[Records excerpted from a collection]
______________________________

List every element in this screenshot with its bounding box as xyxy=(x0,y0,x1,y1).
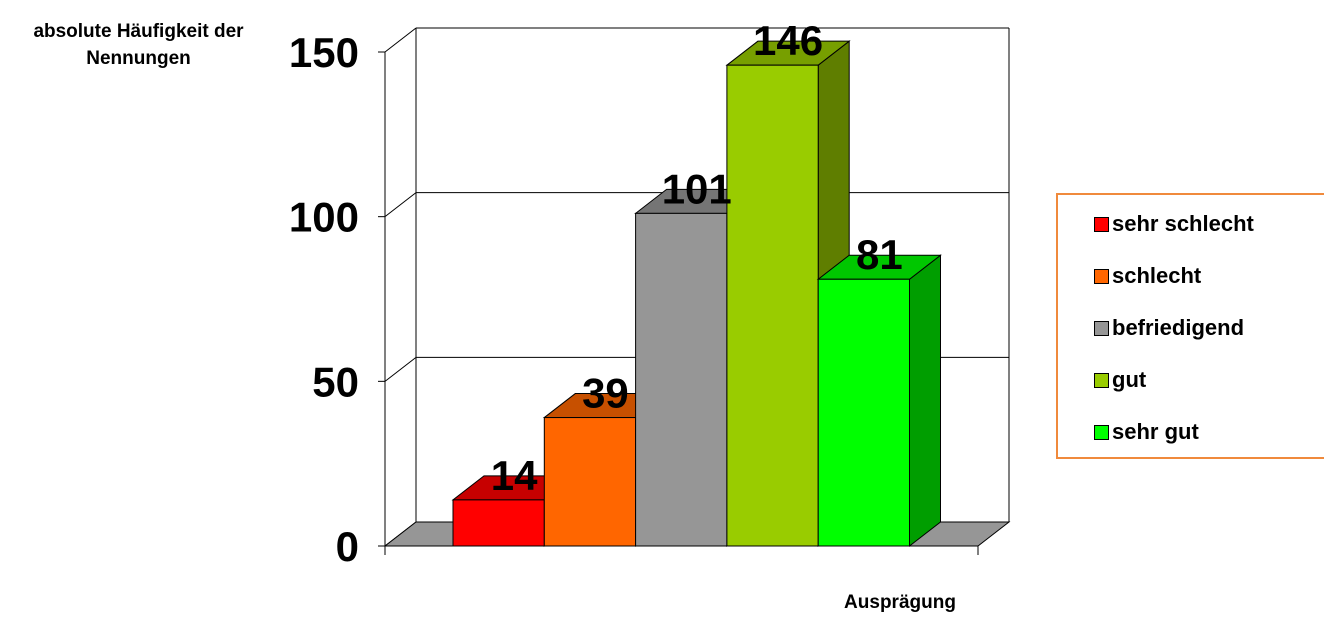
bar xyxy=(817,278,911,547)
bar xyxy=(635,212,728,547)
y-tick-label: 150 xyxy=(289,29,359,76)
legend-swatch xyxy=(1094,268,1109,284)
legend-label: gut xyxy=(1112,367,1147,392)
y-axis-label: absolute Häufigkeit der Nennungen xyxy=(33,21,244,69)
y-tick-label: 0 xyxy=(336,523,359,570)
data-label: 39 xyxy=(582,370,629,417)
bar xyxy=(543,417,637,547)
legend-item: gut xyxy=(1094,367,1146,393)
legend-item: sehr gut xyxy=(1094,419,1199,445)
side-wall-line xyxy=(384,27,417,53)
bar-side xyxy=(909,254,941,548)
legend-swatch xyxy=(1094,320,1109,336)
bar xyxy=(452,499,545,547)
legend-item: schlecht xyxy=(1094,263,1201,289)
bar xyxy=(726,64,819,547)
data-label: 101 xyxy=(662,165,732,212)
legend-swatch xyxy=(1094,216,1109,232)
legend-label: sehr schlecht xyxy=(1112,211,1254,236)
x-axis-label: Ausprägung xyxy=(844,592,956,613)
data-label: 14 xyxy=(491,452,538,499)
legend-label: befriedigend xyxy=(1112,315,1245,340)
side-wall-line xyxy=(384,192,417,218)
data-label: 146 xyxy=(753,17,823,64)
legend-swatch xyxy=(1094,372,1109,388)
y-tick-label: 50 xyxy=(312,358,359,405)
legend-item: sehr schlecht xyxy=(1094,211,1254,237)
legend: sehr schlecht schlecht befriedigend gut … xyxy=(1056,193,1324,459)
legend-label: sehr gut xyxy=(1112,419,1199,444)
y-tick-label: 100 xyxy=(289,194,359,241)
side-wall-line xyxy=(384,356,417,382)
legend-label: schlecht xyxy=(1112,263,1202,288)
legend-item: befriedigend xyxy=(1094,315,1244,341)
legend-swatch xyxy=(1094,424,1109,440)
data-label: 81 xyxy=(856,231,903,278)
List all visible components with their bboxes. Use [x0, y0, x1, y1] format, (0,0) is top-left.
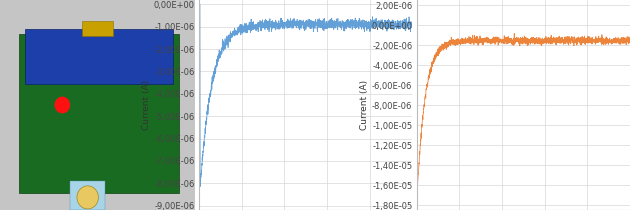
Circle shape [55, 97, 70, 113]
Y-axis label: Current (A): Current (A) [142, 80, 151, 130]
Y-axis label: Current (A): Current (A) [360, 80, 369, 130]
Bar [82, 21, 113, 36]
Bar [25, 29, 173, 84]
Circle shape [77, 186, 98, 209]
Bar [20, 34, 180, 193]
Bar [70, 181, 105, 210]
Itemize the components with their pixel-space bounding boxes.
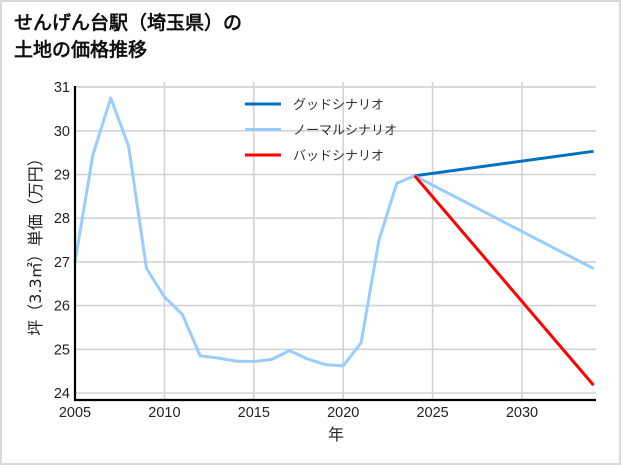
y-tick-label: 24 xyxy=(54,386,70,402)
series-line xyxy=(413,174,595,387)
y-tick-label: 31 xyxy=(54,80,70,96)
y-tick-label: 28 xyxy=(54,211,70,227)
y-tick-label: 26 xyxy=(54,299,70,315)
series-line xyxy=(414,174,595,270)
x-tick-label: 2015 xyxy=(238,405,270,421)
title-line-1: せんげん台駅（埼玉県）の xyxy=(14,12,243,34)
chart-title: せんげん台駅（埼玉県）の 土地の価格推移 xyxy=(14,10,242,64)
x-tick-label: 2020 xyxy=(327,405,359,421)
x-tick-label: 2030 xyxy=(506,405,538,421)
x-axis-label: 年 xyxy=(328,425,344,444)
title-line-2: 土地の価格推移 xyxy=(14,39,148,61)
data-lines xyxy=(73,96,595,387)
gridlines xyxy=(75,82,596,400)
y-tick-label: 25 xyxy=(54,342,70,358)
y-tick-label: 29 xyxy=(54,168,70,184)
y-axis-label: 坪（3.3㎡）単価（万円） xyxy=(26,150,45,335)
y-tick-label: 30 xyxy=(54,124,70,140)
legend-label: バッドシナリオ xyxy=(293,149,384,164)
legend-label: グッドシナリオ xyxy=(293,98,384,113)
legend-label: ノーマルシナリオ xyxy=(293,124,397,139)
series-line xyxy=(73,96,416,368)
x-tick-label: 2025 xyxy=(416,405,448,421)
x-tick-label: 2005 xyxy=(59,405,91,421)
series-line xyxy=(414,149,594,178)
tick-labels: 24 25 26 27 28 29 30 31 2005 2010 2015 2020 2025 2030 xyxy=(54,80,538,421)
axes xyxy=(73,86,596,402)
y-tick-label: 27 xyxy=(54,255,70,271)
x-tick-label: 2010 xyxy=(148,405,180,421)
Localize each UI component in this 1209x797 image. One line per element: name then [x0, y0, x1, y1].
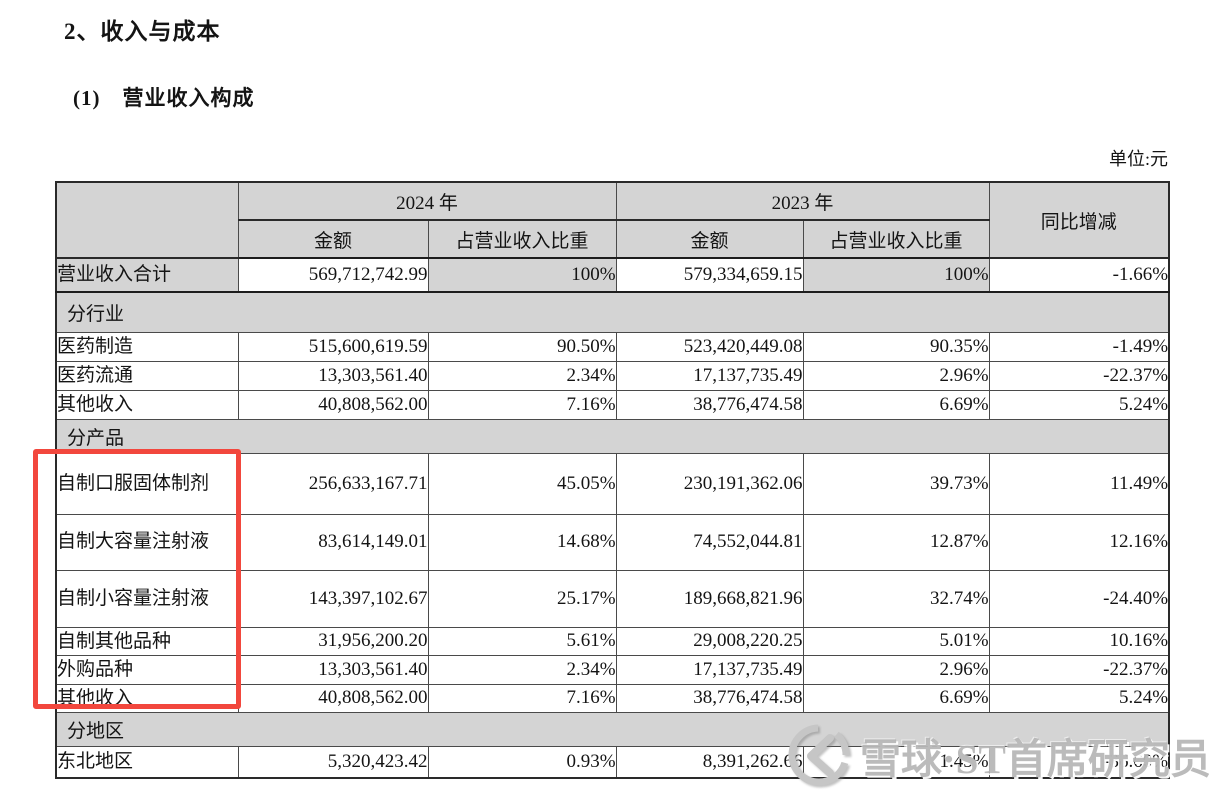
share-2023-cell: 6.69%: [802, 389, 990, 420]
section-title: 2、收入与成本: [64, 19, 221, 44]
share-2023-cell: 32.74%: [802, 569, 990, 628]
share-2023-cell: 5.01%: [802, 626, 990, 657]
share-2024-cell: 0.93%: [427, 746, 617, 779]
header-cell-yoy: 同比增减: [988, 181, 1170, 259]
share-2023-cell: 6.69%: [802, 683, 990, 714]
revenue-composition-table: 2024 年 2023 年 同比增减 金额 占营业收入比重 金额 占营业收入比重…: [55, 181, 1171, 779]
amount-2024-cell: 515,600,619.59: [237, 331, 429, 362]
amount-2024-cell: 40,808,562.00: [237, 389, 429, 420]
amount-2024-cell: 13,303,561.40: [237, 655, 429, 685]
share-2023-cell: 2.96%: [802, 655, 990, 685]
row-label: 外购品种: [55, 655, 239, 685]
amount-2023-cell: 17,137,735.49: [615, 655, 804, 685]
yoy-cell: 5.24%: [988, 389, 1170, 420]
amount-2024-cell: 5,320,423.42: [237, 746, 429, 779]
share-2023-cell: 39.73%: [802, 452, 990, 515]
row-label: 自制口服固体制剂: [55, 452, 239, 515]
share-2023-cell: 1.45%: [802, 746, 990, 779]
table-row-total: 营业收入合计 569,712,742.99 100% 579,334,659.1…: [55, 257, 1170, 293]
table-row: 医药流通 13,303,561.40 2.34% 17,137,735.49 2…: [55, 360, 1170, 391]
amount-2023-cell: 230,191,362.06: [615, 452, 804, 515]
yoy-cell: 5.24%: [988, 683, 1170, 714]
share-2024-cell: 7.16%: [427, 389, 617, 420]
row-label: 医药流通: [55, 360, 239, 391]
amount-2023-cell: 38,776,474.58: [615, 683, 804, 714]
table-row: 自制其他品种 31,956,200.20 5.61% 29,008,220.25…: [55, 626, 1170, 657]
row-label: 其他收入: [55, 683, 239, 714]
share-2024-cell: 7.16%: [427, 683, 617, 714]
amount-2023-cell: 17,137,735.49: [615, 360, 804, 391]
table-row: 自制大容量注射液 83,614,149.01 14.68% 74,552,044…: [55, 513, 1170, 571]
yoy-cell: 11.49%: [988, 452, 1170, 515]
amount-2024-cell: 13,303,561.40: [237, 360, 429, 391]
table-row: 医药制造 515,600,619.59 90.50% 523,420,449.0…: [55, 331, 1170, 362]
yoy-cell: -1.49%: [988, 331, 1170, 362]
yoy-cell: 12.16%: [988, 513, 1170, 571]
section-row-by-industry: 分行业: [55, 291, 1170, 333]
yoy-cell: -22.37%: [988, 655, 1170, 685]
section-label: 分产品: [55, 418, 1170, 454]
table-row: 东北地区 5,320,423.42 0.93% 8,391,262.66 1.4…: [55, 746, 1170, 779]
section-label: 分行业: [55, 291, 1170, 333]
yoy-cell: -36.60%: [988, 746, 1170, 779]
table-row: 自制口服固体制剂 256,633,167.71 45.05% 230,191,3…: [55, 452, 1170, 515]
table-row: 外购品种 13,303,561.40 2.34% 17,137,735.49 2…: [55, 655, 1170, 685]
header-cell-2024: 2024 年: [237, 181, 617, 221]
share-2024-cell: 100%: [427, 257, 617, 293]
row-label: 自制小容量注射液: [55, 569, 239, 628]
section-row-by-product: 分产品: [55, 418, 1170, 454]
table-row: 其他收入 40,808,562.00 7.16% 38,776,474.58 6…: [55, 683, 1170, 714]
header-cell-share-2023: 占营业收入比重: [802, 219, 990, 259]
header-cell-amount-2023: 金额: [615, 219, 804, 259]
share-2024-cell: 14.68%: [427, 513, 617, 571]
share-2024-cell: 90.50%: [427, 331, 617, 362]
row-label: 东北地区: [55, 746, 239, 779]
section-row-by-region: 分地区: [55, 712, 1170, 748]
share-2024-cell: 2.34%: [427, 655, 617, 685]
row-label: 其他收入: [55, 389, 239, 420]
unit-label: 单位:元: [1108, 149, 1168, 169]
row-label: 自制其他品种: [55, 626, 239, 657]
amount-2024-cell: 83,614,149.01: [237, 513, 429, 571]
yoy-cell: -22.37%: [988, 360, 1170, 391]
yoy-cell: 10.16%: [988, 626, 1170, 657]
share-2023-cell: 2.96%: [802, 360, 990, 391]
row-label: 自制大容量注射液: [55, 513, 239, 571]
share-2023-cell: 12.87%: [802, 513, 990, 571]
amount-2023-cell: 579,334,659.15: [615, 257, 804, 293]
section-label: 分地区: [55, 712, 1170, 748]
row-label: 营业收入合计: [55, 257, 239, 293]
header-cell-amount-2024: 金额: [237, 219, 429, 259]
yoy-cell: -1.66%: [988, 257, 1170, 293]
header-cell-2023: 2023 年: [615, 181, 990, 221]
share-2024-cell: 5.61%: [427, 626, 617, 657]
table-row: 其他收入 40,808,562.00 7.16% 38,776,474.58 6…: [55, 389, 1170, 420]
amount-2023-cell: 29,008,220.25: [615, 626, 804, 657]
share-2024-cell: 45.05%: [427, 452, 617, 515]
amount-2024-cell: 569,712,742.99: [237, 257, 429, 293]
share-2024-cell: 25.17%: [427, 569, 617, 628]
header-cell-share-2024: 占营业收入比重: [427, 219, 617, 259]
amount-2024-cell: 31,956,200.20: [237, 626, 429, 657]
amount-2023-cell: 8,391,262.66: [615, 746, 804, 779]
share-2023-cell: 100%: [802, 257, 990, 293]
amount-2023-cell: 523,420,449.08: [615, 331, 804, 362]
share-2023-cell: 90.35%: [802, 331, 990, 362]
subsection-title: (1) 营业收入构成: [73, 86, 255, 110]
amount-2024-cell: 40,808,562.00: [237, 683, 429, 714]
amount-2023-cell: 189,668,821.96: [615, 569, 804, 628]
amount-2024-cell: 143,397,102.67: [237, 569, 429, 628]
row-label: 医药制造: [55, 331, 239, 362]
amount-2023-cell: 74,552,044.81: [615, 513, 804, 571]
amount-2023-cell: 38,776,474.58: [615, 389, 804, 420]
amount-2024-cell: 256,633,167.71: [237, 452, 429, 515]
header-cell-empty: [55, 181, 239, 259]
header-row-years: 2024 年 2023 年 同比增减: [55, 181, 1170, 259]
header-row-measures: 金额 占营业收入比重 金额 占营业收入比重: [56, 219, 1169, 259]
table-row: 自制小容量注射液 143,397,102.67 25.17% 189,668,8…: [55, 569, 1170, 628]
share-2024-cell: 2.34%: [427, 360, 617, 391]
yoy-cell: -24.40%: [988, 569, 1170, 628]
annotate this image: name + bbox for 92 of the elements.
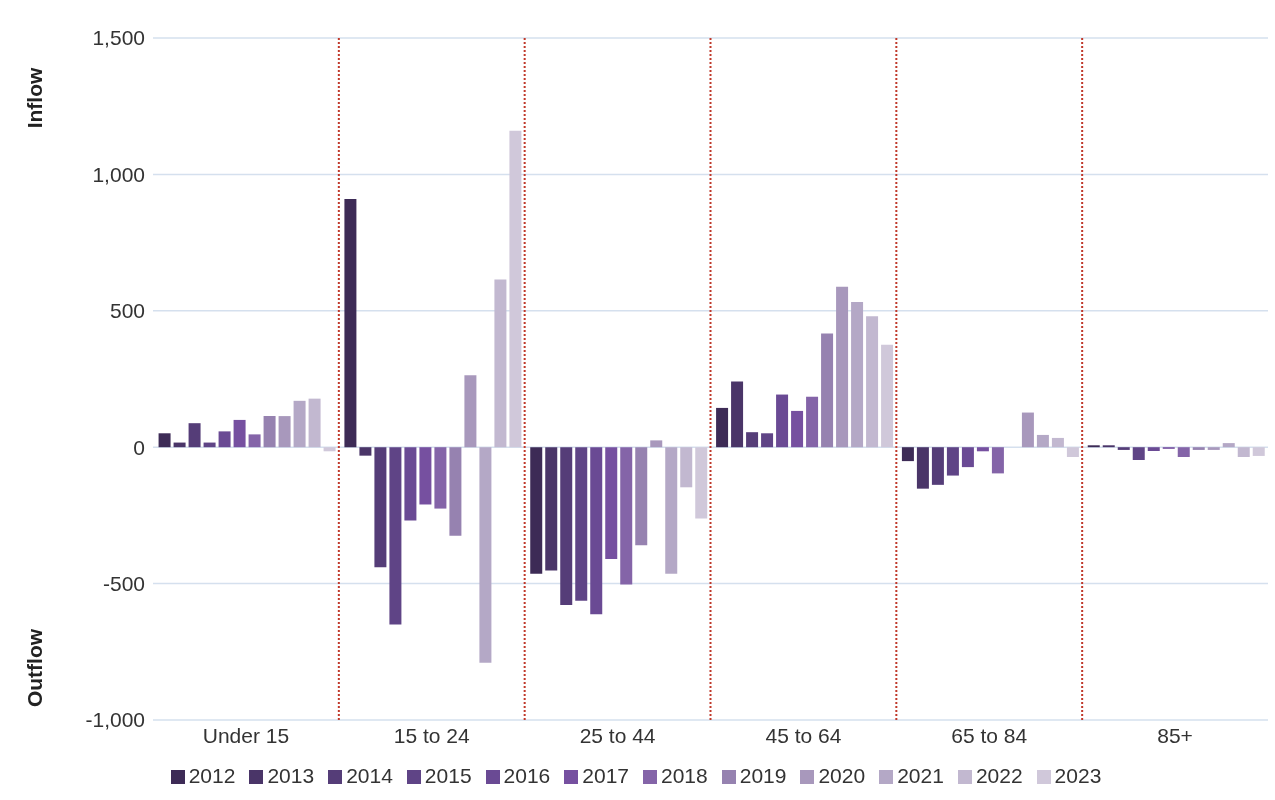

______________________________

TASK PROMPT:
Can you copy out word for word every line of the records from the line containing "Circle shape [55, 97, 70, 113]" down to the line containing "Localize each UI", including both of those lines, and leave the pictures out of your answer?

OUTPUT OF THE TASK:
Circle shape [55, 97, 70, 113]
Y-axis label: Current (A): Current (A) [142, 80, 151, 130]
Y-axis label: Current (A): Current (A) [360, 80, 369, 130]
Bar [82, 21, 113, 36]
Bar [25, 29, 173, 84]
Circle shape [77, 186, 98, 209]
Bar [20, 34, 180, 193]
Bar [70, 181, 105, 210]
Itemize the components with their pixel-space bounding boxes.
y-tick-label: 24 xyxy=(54,386,70,402)
series-line xyxy=(413,174,595,387)
y-tick-label: 31 xyxy=(54,80,70,96)
y-tick-label: 28 xyxy=(54,211,70,227)
y-tick-label: 26 xyxy=(54,299,70,315)
series-line xyxy=(414,174,595,270)
x-tick-label: 2015 xyxy=(238,405,270,421)
title-line-1: せんげん台駅（埼玉県）の xyxy=(14,12,243,34)
chart-title: せんげん台駅（埼玉県）の 土地の価格推移 xyxy=(14,10,242,64)
x-tick-label: 2020 xyxy=(327,405,359,421)
x-tick-label: 2030 xyxy=(506,405,538,421)
x-axis-label: 年 xyxy=(328,425,344,444)
title-line-2: 土地の価格推移 xyxy=(14,39,148,61)
data-lines xyxy=(73,96,595,387)
gridlines xyxy=(75,82,596,400)
y-tick-label: 25 xyxy=(54,342,70,358)
y-tick-label: 29 xyxy=(54,168,70,184)
y-axis-label: 坪（3.3㎡）単価（万円） xyxy=(26,150,45,335)
y-tick-label: 30 xyxy=(54,124,70,140)
legend-label: バッドシナリオ xyxy=(293,149,384,164)
legend-label: グッドシナリオ xyxy=(293,98,384,113)
legend-label: ノーマルシナリオ xyxy=(293,124,397,139)
series-line xyxy=(73,96,416,368)
x-tick-label: 2025 xyxy=(416,405,448,421)
x-tick-label: 2005 xyxy=(59,405,91,421)
series-line xyxy=(414,149,594,178)
tick-labels: 24 25 26 27 28 29 30 31 2005 2010 2015 2020 2025 2030 xyxy=(54,80,538,421)
axes xyxy=(73,86,596,402)
y-tick-label: 27 xyxy=(54,255,70,271)
x-tick-label: 2010 xyxy=(148,405,180,421)
Localize each UI component in this 1209x797 image. One line per element: name then [x0, y0, x1, y1].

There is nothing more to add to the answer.